SET EXERCISE: Show every line of the records below that contains the word "甲乙双方各一份".

───── DATA EXTRACT ─────

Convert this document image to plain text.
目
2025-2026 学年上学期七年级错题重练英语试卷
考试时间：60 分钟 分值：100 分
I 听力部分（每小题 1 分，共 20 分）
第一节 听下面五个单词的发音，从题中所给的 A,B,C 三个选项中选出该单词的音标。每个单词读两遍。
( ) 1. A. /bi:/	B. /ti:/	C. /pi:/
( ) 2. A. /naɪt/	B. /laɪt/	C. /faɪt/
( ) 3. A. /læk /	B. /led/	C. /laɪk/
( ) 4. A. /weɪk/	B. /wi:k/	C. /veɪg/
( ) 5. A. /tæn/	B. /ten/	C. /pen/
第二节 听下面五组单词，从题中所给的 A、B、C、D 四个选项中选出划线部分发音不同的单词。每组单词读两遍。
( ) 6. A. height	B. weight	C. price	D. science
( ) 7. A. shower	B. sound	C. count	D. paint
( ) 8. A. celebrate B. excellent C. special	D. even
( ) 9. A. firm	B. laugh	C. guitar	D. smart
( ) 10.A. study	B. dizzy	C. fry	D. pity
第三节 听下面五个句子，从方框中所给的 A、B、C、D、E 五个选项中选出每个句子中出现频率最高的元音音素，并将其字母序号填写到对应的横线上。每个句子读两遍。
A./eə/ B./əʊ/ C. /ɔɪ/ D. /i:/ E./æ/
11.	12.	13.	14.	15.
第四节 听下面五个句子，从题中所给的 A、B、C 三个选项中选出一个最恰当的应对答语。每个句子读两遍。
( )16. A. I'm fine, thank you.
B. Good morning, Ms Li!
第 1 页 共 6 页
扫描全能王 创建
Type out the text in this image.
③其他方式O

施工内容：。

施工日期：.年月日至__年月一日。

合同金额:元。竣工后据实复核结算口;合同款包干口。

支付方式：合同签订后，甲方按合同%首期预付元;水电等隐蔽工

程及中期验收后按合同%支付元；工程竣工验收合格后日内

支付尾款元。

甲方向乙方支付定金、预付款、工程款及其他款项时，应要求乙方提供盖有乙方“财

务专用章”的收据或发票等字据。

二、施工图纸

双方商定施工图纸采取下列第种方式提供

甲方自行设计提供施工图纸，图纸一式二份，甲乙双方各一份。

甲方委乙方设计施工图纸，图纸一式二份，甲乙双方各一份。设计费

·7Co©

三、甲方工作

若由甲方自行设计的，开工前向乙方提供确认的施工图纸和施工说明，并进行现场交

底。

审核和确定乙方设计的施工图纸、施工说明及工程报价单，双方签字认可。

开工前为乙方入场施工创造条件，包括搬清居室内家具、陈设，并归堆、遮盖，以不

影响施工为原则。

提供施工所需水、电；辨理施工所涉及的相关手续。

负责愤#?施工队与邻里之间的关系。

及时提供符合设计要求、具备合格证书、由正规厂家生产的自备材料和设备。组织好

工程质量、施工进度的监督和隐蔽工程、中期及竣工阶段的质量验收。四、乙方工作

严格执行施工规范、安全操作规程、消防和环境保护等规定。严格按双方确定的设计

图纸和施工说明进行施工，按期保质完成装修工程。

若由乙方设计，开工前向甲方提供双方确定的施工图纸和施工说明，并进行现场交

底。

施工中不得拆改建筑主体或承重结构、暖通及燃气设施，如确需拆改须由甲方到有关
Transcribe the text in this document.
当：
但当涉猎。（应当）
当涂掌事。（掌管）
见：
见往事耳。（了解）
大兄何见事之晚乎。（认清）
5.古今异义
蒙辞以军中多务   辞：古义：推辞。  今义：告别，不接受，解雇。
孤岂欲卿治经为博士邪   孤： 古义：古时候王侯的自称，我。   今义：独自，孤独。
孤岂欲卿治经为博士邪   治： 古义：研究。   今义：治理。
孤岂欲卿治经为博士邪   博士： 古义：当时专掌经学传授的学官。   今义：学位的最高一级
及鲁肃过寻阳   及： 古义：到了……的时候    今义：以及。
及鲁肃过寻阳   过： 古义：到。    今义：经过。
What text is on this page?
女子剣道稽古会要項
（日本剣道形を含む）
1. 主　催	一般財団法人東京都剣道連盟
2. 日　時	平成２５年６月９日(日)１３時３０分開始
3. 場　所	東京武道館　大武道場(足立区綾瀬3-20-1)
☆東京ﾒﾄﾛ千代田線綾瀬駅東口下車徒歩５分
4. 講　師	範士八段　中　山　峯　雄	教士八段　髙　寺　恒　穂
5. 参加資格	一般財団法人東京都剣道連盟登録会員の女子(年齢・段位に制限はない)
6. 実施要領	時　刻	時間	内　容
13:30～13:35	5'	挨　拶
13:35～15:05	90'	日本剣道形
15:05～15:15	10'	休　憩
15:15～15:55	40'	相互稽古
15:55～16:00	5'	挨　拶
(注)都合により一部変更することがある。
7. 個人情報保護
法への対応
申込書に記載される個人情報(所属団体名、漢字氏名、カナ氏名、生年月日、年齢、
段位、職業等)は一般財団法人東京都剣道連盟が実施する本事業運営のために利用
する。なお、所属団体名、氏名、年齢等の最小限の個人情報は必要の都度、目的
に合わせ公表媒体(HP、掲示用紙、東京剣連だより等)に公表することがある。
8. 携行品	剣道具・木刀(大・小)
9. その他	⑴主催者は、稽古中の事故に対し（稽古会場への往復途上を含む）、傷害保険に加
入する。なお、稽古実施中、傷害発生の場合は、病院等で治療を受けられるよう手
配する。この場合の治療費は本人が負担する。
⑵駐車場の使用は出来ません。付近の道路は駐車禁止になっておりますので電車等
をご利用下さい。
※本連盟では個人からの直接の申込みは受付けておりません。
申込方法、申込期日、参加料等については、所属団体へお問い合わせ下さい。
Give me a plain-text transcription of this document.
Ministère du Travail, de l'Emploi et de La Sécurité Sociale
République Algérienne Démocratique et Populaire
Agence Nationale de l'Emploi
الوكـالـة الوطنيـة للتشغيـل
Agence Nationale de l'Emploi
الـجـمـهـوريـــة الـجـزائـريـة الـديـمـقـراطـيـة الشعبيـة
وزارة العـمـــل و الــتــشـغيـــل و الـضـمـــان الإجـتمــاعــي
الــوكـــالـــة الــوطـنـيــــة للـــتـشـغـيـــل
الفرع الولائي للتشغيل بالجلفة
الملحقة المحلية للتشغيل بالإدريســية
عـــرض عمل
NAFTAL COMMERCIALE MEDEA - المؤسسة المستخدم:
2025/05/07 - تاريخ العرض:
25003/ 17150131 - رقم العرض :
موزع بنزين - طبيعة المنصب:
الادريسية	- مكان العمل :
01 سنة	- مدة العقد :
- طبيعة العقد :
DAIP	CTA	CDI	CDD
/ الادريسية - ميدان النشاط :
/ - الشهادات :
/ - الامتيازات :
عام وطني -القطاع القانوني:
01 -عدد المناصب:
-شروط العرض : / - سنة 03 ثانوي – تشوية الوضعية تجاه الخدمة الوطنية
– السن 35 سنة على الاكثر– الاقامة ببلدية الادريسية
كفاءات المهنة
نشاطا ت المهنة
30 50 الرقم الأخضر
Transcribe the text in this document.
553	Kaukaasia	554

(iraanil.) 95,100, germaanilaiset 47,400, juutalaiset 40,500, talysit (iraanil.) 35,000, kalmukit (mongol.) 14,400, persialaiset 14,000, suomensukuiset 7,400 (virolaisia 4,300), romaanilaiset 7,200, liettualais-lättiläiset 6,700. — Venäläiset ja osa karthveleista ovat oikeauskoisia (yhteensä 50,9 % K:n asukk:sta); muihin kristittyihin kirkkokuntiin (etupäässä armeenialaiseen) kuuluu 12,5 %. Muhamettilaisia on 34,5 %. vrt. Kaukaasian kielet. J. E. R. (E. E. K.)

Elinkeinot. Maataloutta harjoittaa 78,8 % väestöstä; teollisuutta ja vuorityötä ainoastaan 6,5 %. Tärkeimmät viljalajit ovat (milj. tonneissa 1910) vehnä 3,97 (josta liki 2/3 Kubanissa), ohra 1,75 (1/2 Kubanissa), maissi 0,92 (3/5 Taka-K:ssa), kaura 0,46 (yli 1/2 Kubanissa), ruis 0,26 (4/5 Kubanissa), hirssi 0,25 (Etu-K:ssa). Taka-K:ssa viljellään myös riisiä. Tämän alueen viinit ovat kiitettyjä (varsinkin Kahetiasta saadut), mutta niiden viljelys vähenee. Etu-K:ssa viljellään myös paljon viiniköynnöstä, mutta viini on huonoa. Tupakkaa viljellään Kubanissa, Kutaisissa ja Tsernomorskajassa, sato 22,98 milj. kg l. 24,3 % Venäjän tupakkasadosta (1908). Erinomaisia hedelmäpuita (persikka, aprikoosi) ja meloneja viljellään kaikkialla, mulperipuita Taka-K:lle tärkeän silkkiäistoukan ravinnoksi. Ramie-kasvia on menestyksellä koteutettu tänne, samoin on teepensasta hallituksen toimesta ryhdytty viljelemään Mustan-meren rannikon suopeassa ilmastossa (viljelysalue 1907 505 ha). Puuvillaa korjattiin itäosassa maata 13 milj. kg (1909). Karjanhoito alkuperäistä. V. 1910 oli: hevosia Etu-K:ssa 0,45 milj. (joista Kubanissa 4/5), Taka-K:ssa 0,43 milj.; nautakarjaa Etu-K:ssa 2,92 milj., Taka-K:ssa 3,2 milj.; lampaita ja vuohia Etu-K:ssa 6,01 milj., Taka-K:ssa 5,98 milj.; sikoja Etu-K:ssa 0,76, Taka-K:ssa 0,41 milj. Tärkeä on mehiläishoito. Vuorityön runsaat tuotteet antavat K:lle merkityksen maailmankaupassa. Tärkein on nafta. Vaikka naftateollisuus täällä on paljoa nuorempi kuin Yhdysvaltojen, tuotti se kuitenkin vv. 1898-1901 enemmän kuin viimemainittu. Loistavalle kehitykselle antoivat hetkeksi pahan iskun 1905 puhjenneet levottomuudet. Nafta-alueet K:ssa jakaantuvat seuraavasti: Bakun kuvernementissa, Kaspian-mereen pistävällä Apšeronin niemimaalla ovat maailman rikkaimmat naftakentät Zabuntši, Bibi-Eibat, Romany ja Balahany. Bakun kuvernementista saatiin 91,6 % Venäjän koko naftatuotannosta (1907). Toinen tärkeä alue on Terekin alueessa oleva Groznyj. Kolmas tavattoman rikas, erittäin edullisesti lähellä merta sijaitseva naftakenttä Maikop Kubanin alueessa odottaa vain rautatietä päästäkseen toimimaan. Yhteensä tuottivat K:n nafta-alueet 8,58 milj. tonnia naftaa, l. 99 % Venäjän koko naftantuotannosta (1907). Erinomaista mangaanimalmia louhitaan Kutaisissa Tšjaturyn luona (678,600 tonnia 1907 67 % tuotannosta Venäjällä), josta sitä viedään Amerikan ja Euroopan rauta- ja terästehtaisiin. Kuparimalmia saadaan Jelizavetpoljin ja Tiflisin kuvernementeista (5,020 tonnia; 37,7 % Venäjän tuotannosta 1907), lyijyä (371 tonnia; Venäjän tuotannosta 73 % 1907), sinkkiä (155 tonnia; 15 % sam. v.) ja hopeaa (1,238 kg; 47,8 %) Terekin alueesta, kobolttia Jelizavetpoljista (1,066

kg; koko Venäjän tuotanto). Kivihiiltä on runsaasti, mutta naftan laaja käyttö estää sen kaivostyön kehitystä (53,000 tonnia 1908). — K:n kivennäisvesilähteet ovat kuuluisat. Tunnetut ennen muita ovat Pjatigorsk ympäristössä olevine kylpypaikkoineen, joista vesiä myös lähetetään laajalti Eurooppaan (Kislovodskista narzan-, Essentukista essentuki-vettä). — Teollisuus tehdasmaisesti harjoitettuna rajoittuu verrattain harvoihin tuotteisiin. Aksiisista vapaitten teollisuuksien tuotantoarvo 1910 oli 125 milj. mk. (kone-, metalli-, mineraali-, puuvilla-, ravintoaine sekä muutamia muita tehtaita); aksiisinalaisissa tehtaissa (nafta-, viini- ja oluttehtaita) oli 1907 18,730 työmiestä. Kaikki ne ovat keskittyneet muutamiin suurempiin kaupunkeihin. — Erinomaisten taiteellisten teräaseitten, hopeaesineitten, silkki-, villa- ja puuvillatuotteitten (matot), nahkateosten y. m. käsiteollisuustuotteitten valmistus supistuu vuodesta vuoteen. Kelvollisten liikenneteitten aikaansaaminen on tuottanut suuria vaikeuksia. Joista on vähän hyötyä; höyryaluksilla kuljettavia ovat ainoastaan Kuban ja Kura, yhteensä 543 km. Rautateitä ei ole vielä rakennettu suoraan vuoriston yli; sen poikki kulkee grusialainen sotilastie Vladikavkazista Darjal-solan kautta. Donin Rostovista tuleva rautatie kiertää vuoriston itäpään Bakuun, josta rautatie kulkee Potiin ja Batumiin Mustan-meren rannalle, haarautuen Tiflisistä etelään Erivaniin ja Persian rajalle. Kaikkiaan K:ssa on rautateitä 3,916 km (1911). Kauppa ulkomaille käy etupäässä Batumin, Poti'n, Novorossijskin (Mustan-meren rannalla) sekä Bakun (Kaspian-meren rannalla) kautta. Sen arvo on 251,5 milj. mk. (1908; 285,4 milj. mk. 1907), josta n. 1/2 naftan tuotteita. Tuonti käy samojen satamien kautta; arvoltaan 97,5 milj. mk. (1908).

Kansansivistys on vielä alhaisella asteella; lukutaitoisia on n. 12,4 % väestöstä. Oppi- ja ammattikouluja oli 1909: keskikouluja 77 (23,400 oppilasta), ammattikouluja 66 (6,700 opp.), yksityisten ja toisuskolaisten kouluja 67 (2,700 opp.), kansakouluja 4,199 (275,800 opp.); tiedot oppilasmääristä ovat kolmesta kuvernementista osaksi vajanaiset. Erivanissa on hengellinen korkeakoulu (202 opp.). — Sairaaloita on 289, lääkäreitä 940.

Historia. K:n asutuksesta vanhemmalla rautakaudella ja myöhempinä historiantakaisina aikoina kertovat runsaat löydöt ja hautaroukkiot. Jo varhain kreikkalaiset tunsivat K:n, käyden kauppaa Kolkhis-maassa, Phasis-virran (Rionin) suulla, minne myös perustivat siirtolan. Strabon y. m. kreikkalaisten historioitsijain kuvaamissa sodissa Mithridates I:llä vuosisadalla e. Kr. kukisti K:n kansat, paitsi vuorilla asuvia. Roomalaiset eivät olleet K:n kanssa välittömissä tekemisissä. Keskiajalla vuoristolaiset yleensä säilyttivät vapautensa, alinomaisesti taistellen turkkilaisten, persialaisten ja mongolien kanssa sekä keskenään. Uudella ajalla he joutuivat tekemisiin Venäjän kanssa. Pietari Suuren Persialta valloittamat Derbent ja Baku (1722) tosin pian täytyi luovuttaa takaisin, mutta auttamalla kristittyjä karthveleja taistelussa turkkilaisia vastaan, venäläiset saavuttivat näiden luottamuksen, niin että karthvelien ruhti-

─────

RESULT FOR THIS EXERCISE:
甲方自行设计提供施工图纸，图纸一式二份，甲乙双方各一份。
甲方委乙方设计施工图纸，图纸一式二份，甲乙双方各一份。设计费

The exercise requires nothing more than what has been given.